● **WRITTEN EXERCISE**
Tally how many lines of these entries hold the string "联系电话". Return the number alone.

● **EXCERPTED RECORDS**
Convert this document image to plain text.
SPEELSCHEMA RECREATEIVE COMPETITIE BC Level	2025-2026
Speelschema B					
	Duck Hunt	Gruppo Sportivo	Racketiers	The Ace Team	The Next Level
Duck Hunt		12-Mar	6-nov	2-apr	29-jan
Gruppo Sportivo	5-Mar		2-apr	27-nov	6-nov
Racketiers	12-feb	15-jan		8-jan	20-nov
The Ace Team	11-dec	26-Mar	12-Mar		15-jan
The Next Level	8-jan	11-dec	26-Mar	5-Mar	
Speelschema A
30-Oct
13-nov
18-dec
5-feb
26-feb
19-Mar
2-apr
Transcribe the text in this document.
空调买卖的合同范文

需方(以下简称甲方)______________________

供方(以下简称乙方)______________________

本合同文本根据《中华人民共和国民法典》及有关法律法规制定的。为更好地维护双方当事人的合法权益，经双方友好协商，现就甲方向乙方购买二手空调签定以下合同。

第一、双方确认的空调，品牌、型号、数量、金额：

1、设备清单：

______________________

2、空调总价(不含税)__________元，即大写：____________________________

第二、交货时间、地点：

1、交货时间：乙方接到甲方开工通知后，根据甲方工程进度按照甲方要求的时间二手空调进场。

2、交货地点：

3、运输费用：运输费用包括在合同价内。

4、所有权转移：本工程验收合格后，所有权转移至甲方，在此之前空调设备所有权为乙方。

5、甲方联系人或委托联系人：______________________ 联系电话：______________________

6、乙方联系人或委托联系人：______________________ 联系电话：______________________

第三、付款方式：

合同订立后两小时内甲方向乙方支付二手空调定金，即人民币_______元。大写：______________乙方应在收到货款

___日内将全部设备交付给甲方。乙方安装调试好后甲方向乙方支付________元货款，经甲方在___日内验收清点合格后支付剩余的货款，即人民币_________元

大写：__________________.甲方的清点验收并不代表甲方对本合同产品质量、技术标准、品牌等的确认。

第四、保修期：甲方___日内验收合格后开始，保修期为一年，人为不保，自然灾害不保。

● **THE OUTPUT**
2